**Text block**
Texas State officials need to take advantage of alternative measures to help end the utilization of outsourcing for custodial vacancies at the university.
According to a Nov. 27 University Star article, Texas State began procedures last summer to outsource custodial positions. It was agreed the university would enter into a contract, which came into effect June 1, with McLemore Building Maintenance, Inc.
According to the same article, the positions will be filled by McLemore employees as Texas State-employed custodians retire or decide to leave over time. Many custodians hired by Texas State do not feel confident about the new employees’ abilities to do their jobs, although the university will ultimately save money because of this recent decision. It seems the need for custodial outsourcing stems from financial difficulties. However, Texas State really should not be struggling for money right now. According to a Sept. 18 University Star article, there are a total of 34,229 students attending the university.

**Data records**
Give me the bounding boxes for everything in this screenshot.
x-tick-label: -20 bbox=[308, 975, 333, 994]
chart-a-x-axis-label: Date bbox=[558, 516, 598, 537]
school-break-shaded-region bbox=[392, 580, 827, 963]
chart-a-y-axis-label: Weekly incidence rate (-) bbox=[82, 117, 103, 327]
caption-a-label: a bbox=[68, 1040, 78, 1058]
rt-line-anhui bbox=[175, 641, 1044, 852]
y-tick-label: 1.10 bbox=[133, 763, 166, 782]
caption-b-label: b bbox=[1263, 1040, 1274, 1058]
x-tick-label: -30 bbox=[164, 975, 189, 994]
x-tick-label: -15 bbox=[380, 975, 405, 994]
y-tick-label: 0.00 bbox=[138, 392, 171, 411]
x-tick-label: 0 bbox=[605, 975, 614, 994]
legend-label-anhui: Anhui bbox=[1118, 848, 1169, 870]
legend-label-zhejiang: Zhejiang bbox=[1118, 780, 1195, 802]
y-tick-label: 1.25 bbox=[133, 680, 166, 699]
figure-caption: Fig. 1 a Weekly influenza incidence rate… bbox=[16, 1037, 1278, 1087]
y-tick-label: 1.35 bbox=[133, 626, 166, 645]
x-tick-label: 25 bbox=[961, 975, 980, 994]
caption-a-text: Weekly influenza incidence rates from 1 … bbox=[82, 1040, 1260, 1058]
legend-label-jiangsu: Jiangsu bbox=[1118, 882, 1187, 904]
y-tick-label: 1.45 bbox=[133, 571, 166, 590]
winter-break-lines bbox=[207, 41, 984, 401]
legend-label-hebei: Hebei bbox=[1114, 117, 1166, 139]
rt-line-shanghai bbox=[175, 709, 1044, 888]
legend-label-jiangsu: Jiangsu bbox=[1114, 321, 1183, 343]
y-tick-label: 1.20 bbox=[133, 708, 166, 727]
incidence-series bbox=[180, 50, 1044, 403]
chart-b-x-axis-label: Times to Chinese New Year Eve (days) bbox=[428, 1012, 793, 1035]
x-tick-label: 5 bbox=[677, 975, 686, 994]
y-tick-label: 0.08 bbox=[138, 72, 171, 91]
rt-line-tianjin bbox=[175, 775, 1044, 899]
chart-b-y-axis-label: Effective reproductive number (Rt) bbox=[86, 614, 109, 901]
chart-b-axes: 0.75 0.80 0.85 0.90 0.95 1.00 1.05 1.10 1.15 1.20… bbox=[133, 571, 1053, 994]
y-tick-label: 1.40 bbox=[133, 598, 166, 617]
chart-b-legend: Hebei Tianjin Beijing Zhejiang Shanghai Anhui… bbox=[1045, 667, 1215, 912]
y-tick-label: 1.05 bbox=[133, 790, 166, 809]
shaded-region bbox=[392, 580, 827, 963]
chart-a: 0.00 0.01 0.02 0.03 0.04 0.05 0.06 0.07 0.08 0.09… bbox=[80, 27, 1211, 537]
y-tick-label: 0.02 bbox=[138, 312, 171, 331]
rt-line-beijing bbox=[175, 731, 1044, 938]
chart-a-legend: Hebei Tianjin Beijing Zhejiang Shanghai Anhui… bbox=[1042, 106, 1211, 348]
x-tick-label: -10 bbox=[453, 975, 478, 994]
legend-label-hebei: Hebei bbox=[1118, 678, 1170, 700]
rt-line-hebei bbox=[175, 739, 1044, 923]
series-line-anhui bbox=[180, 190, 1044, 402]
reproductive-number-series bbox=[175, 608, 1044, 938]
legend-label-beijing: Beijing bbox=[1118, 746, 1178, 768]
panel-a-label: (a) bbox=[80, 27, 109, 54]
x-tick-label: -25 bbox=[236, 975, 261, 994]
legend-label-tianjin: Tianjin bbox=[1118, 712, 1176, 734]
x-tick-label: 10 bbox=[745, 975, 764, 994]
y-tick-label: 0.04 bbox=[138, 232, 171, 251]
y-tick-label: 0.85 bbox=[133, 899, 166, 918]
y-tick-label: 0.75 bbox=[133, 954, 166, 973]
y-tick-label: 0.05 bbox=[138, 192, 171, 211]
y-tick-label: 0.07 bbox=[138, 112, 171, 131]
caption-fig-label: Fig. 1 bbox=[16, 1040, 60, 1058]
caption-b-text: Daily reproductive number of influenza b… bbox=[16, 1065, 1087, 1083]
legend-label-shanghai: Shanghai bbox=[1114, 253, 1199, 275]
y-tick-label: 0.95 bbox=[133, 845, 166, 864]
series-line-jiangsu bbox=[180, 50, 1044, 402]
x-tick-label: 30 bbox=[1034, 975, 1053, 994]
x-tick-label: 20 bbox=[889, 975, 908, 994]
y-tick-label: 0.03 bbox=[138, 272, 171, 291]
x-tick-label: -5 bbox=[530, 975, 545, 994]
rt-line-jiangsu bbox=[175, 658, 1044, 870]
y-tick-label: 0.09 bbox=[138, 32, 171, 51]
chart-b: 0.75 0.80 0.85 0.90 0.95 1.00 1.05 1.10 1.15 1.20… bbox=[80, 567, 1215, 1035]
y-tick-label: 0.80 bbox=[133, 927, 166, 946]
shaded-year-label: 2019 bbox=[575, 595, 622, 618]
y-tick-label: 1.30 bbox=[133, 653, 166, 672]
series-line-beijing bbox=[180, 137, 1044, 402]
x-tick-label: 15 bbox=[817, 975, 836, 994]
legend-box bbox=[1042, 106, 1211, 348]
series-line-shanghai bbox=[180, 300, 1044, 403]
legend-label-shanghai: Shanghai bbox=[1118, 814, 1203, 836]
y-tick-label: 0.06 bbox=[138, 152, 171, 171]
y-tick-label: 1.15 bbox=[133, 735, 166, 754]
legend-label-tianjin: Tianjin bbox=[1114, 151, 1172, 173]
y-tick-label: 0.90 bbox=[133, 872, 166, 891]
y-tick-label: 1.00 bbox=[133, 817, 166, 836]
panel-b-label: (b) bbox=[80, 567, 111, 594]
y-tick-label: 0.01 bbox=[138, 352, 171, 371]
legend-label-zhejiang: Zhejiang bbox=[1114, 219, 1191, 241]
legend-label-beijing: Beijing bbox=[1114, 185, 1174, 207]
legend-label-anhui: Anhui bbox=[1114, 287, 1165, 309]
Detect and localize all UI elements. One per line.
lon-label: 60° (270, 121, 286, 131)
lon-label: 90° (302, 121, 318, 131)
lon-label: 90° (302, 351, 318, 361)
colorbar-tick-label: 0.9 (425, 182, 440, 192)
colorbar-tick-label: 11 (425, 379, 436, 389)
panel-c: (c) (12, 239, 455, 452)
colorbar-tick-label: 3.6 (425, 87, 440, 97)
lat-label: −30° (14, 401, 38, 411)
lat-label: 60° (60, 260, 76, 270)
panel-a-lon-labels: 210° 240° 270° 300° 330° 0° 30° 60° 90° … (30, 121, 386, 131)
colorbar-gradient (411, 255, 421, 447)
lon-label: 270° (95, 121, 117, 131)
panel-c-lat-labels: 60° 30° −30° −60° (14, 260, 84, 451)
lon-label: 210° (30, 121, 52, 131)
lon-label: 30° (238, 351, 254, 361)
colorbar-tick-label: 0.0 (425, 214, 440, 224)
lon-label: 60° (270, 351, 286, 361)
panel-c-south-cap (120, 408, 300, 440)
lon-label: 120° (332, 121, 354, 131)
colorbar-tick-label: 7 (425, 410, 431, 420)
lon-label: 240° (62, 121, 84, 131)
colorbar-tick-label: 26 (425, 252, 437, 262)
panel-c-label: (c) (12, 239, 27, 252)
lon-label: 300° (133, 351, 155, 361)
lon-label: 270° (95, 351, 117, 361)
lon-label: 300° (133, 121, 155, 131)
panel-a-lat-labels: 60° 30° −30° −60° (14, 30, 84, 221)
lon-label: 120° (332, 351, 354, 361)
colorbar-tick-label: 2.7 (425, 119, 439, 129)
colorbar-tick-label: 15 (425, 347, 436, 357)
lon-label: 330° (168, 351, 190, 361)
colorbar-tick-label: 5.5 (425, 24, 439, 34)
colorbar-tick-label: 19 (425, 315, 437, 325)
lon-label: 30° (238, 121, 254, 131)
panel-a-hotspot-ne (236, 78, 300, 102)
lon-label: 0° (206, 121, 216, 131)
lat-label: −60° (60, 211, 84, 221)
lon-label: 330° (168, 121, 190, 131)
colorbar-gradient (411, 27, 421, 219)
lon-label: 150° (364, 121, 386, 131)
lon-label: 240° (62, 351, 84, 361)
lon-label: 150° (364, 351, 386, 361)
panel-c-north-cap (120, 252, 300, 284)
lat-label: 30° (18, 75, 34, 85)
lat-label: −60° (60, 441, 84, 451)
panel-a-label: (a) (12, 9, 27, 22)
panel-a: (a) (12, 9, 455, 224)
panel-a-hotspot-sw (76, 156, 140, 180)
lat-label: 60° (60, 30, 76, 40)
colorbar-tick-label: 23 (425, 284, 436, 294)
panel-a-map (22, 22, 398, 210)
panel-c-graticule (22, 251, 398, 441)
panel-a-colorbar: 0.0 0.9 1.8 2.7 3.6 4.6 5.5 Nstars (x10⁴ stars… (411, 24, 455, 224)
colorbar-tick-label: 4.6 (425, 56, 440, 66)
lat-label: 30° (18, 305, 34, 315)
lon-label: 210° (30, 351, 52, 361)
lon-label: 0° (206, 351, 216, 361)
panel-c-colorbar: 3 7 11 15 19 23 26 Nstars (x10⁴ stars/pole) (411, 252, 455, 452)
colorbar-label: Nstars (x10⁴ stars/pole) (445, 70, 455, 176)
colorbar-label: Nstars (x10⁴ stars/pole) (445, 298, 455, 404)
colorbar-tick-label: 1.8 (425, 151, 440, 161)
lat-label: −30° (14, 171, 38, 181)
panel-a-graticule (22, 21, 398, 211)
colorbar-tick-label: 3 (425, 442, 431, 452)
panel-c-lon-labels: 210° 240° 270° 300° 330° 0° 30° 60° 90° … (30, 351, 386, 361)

**Required work**
Pick up the text on Texas State's outsourcing of custodial positions after its final sentence about the 34,229 students enrolled, and carry it forward.

**Answer box**
Numbers from the Texas State website indicate the total yearly cost of tuition for a Texas resident living on campus is an average of $21,130 based on 15 credit hours a semester. The cost goes up to an estimated $31,660 a year for an on-campus non-Texas resident with the same amount of credit hours. Extra charges not included in tuition, such as library and student service fees, play a role as well.
Like many other institutions across the state, the university has suffered recent multi-million dollar budget cuts. Despite this, Texas State has fared well within the university system due to careful planning. It is unlikely the budget will experience a significant decline if the university continues to hire and keep Texas State-employed custodians instead of outsourcing them.
There are no plans to terminate any current Texas State custodians to make room for McLemore employees, according to the article. However, the prospect of outsourcing all custodial workers in the future may be a scary thought. In the article, Nance said the idea to completely outsource all custodial operations has been a popular topic for many years.
Any custodians employed by McLemore working at Texas State in the future will get fewer benefits than what current university-employed custodians receive. Right now, Texas State custodians receive a retirement program, health insurance, time off to enroll in classes and an increase of 1.5 percent every two years in their salary. Since McLemore is a private company, the benefit package they provide is not as accommodating as the one provided by the university. For any future Texas State custodial workers, this notion will likely be unsettling.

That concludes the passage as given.